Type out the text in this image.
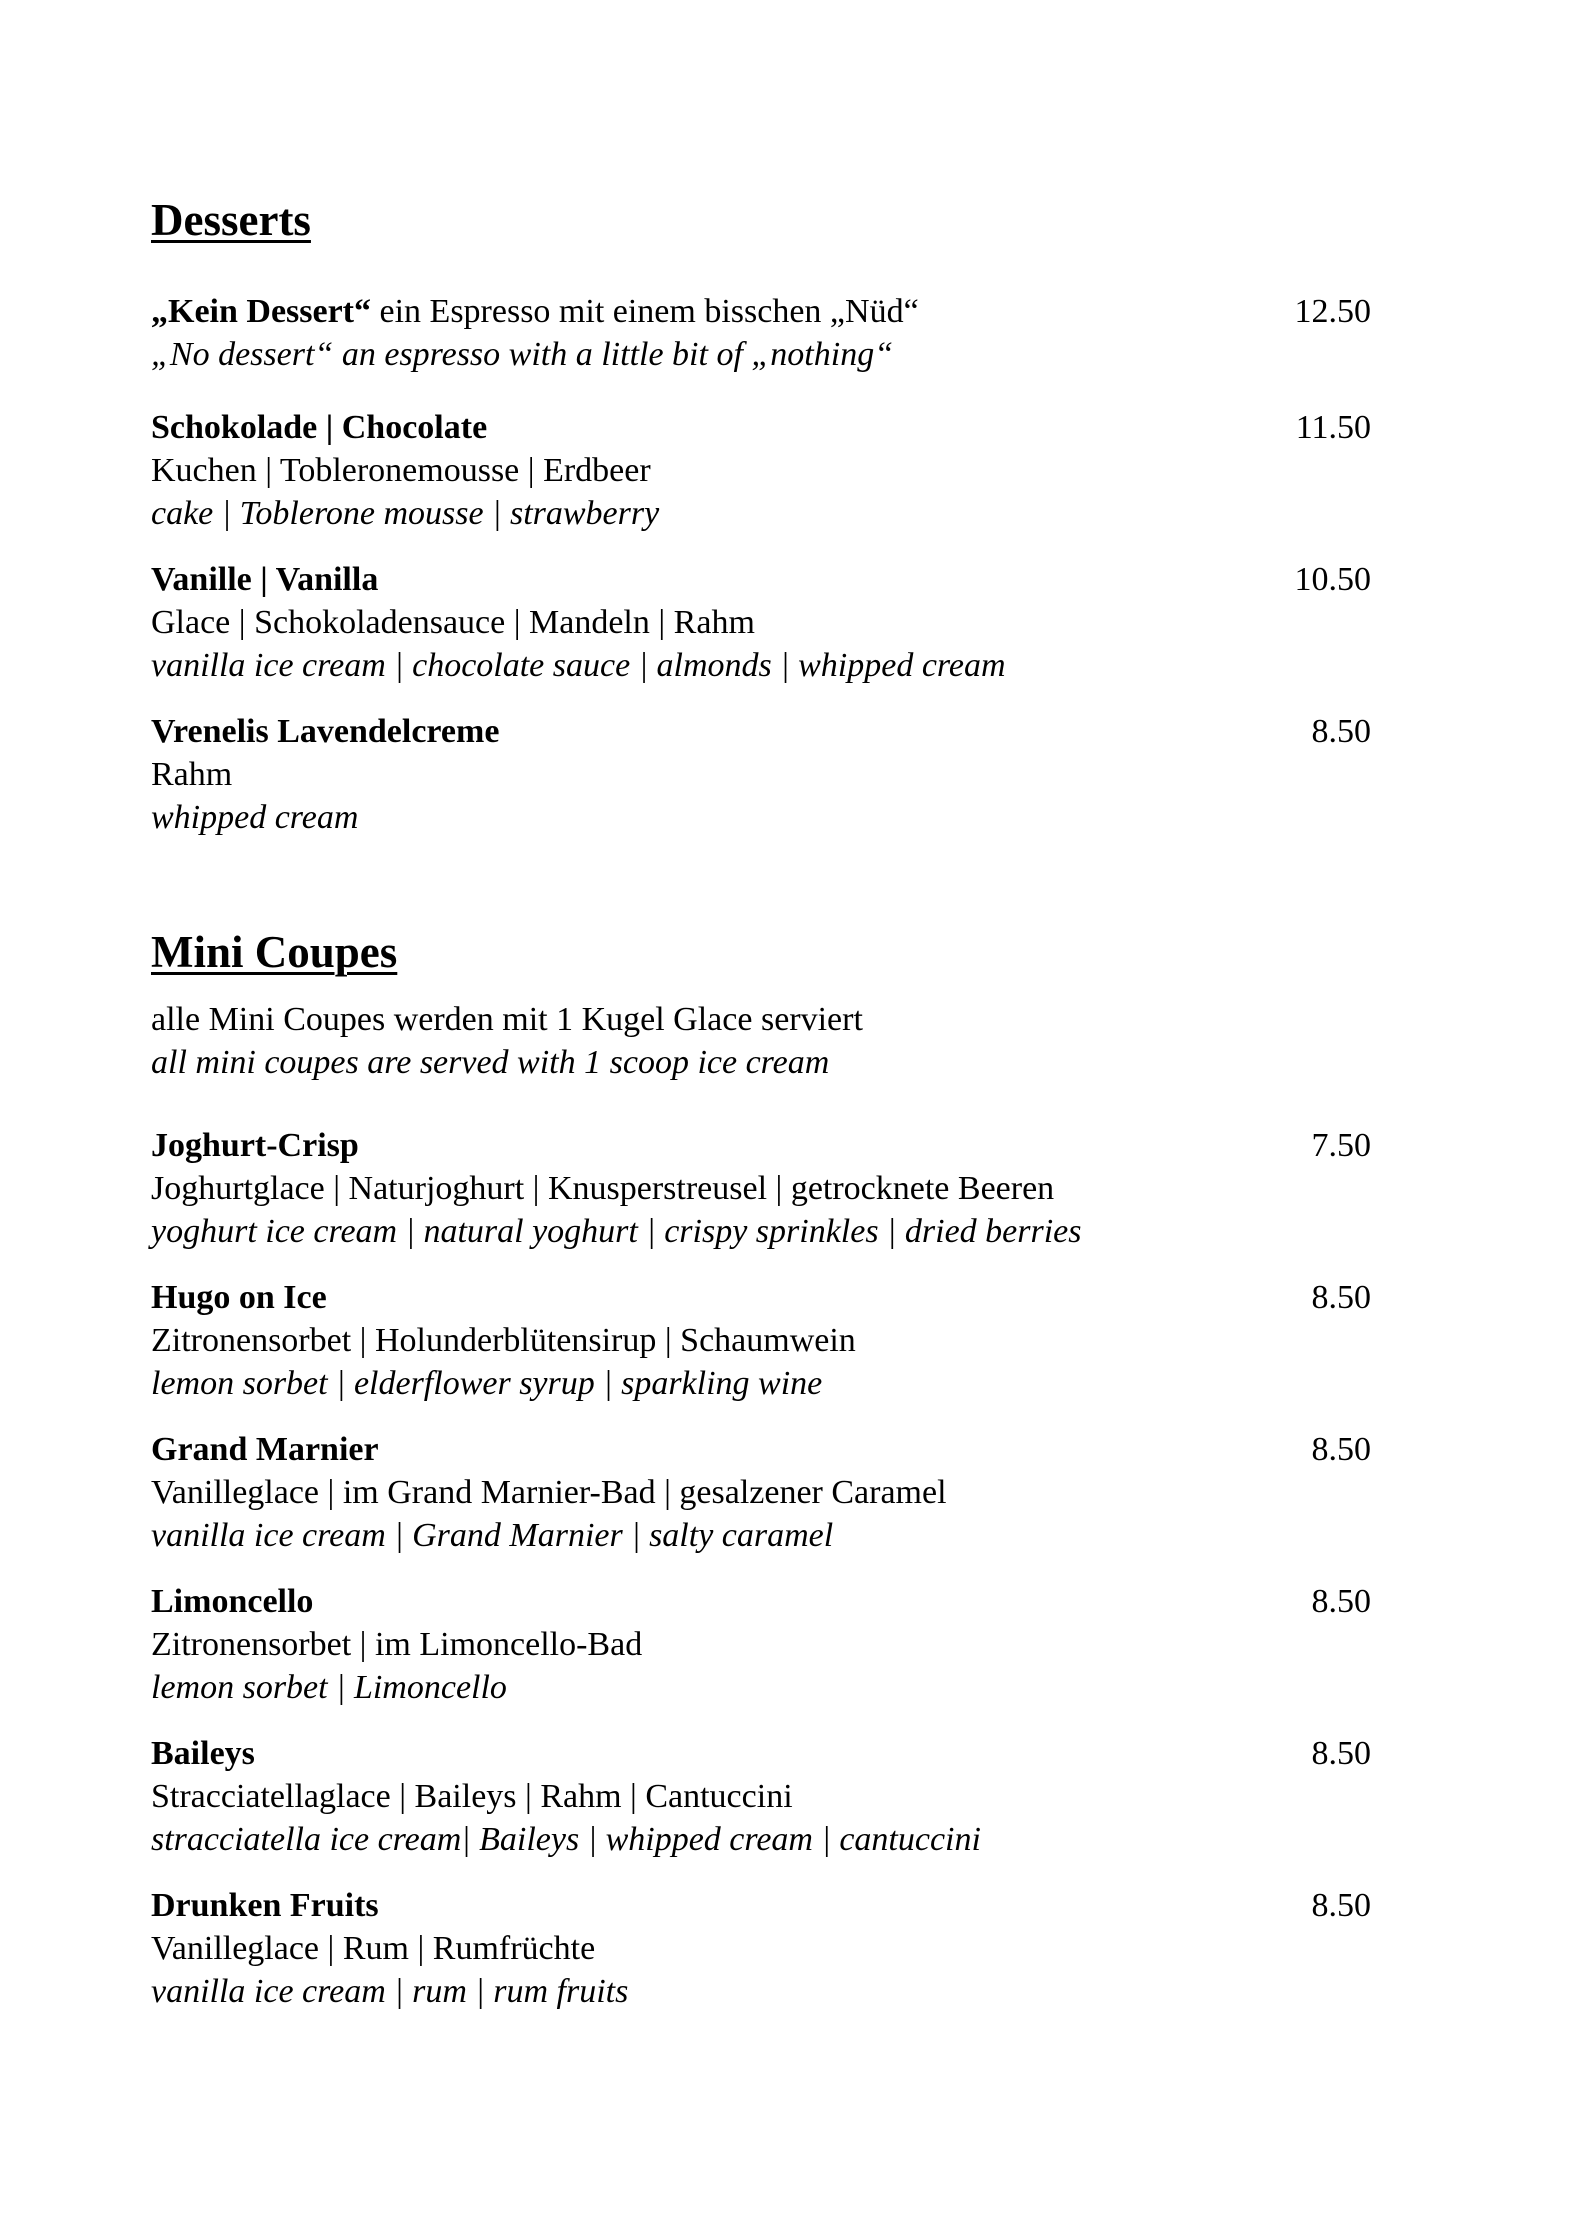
Desserts
„Kein Dessert“ ein Espresso mit einem bisschen „Nüd“
„No dessert“ an espresso with a little bit of „nothing“
12.50
Schokolade | Chocolate
Kuchen | Tobleronemousse | Erdbeer
cake | Toblerone mousse | strawberry
11.50
Vanille | Vanilla
Glace | Schokoladensauce | Mandeln | Rahm
vanilla ice cream | chocolate sauce | almonds | whipped cream
10.50
Vrenelis Lavendelcreme
Rahm
whipped cream
8.50
Mini Coupes
alle Mini Coupes werden mit 1 Kugel Glace serviert
all mini coupes are served with 1 scoop ice cream
Joghurt-Crisp
Joghurtglace | Naturjoghurt | Knusperstreusel | getrocknete Beeren
yoghurt ice cream | natural yoghurt | crispy sprinkles | dried berries
7.50
Hugo on Ice
Zitronensorbet | Holunderblütensirup | Schaumwein
lemon sorbet | elderflower syrup | sparkling wine
8.50
Grand Marnier
Vanilleglace | im Grand Marnier-Bad | gesalzener Caramel
vanilla ice cream | Grand Marnier | salty caramel
8.50
Limoncello
Zitronensorbet | im Limoncello-Bad
lemon sorbet | Limoncello
8.50
Baileys
Stracciatellaglace | Baileys | Rahm | Cantuccini
stracciatella ice cream| Baileys | whipped cream | cantuccini
8.50
Drunken Fruits
Vanilleglace | Rum | Rumfrüchte
vanilla ice cream | rum | rum fruits
8.50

[What is required] Transcribe the whole listing exactly. Pictures are excluded.

[The result]
Type out the text in this image.
Desserts
„Kein Dessert“ ein Espresso mit einem bisschen „Nüd“
„No dessert“ an espresso with a little bit of „nothing“
12.50
Schokolade | Chocolate
Kuchen | Tobleronemousse | Erdbeer
cake | Toblerone mousse | strawberry
11.50
Vanille | Vanilla
Glace | Schokoladensauce | Mandeln | Rahm
vanilla ice cream | chocolate sauce | almonds | whipped cream
10.50
Vrenelis Lavendelcreme
Rahm
whipped cream
8.50
Mini Coupes
alle Mini Coupes werden mit 1 Kugel Glace serviert
all mini coupes are served with 1 scoop ice cream
Joghurt-Crisp
Joghurtglace | Naturjoghurt | Knusperstreusel | getrocknete Beeren
yoghurt ice cream | natural yoghurt | crispy sprinkles | dried berries
7.50
Hugo on Ice
Zitronensorbet | Holunderblütensirup | Schaumwein
lemon sorbet | elderflower syrup | sparkling wine
8.50
Grand Marnier
Vanilleglace | im Grand Marnier-Bad | gesalzener Caramel
vanilla ice cream | Grand Marnier | salty caramel
8.50
Limoncello
Zitronensorbet | im Limoncello-Bad
lemon sorbet | Limoncello
8.50
Baileys
Stracciatellaglace | Baileys | Rahm | Cantuccini
stracciatella ice cream| Baileys | whipped cream | cantuccini
8.50
Drunken Fruits
Vanilleglace | Rum | Rumfrüchte
vanilla ice cream | rum | rum fruits
8.50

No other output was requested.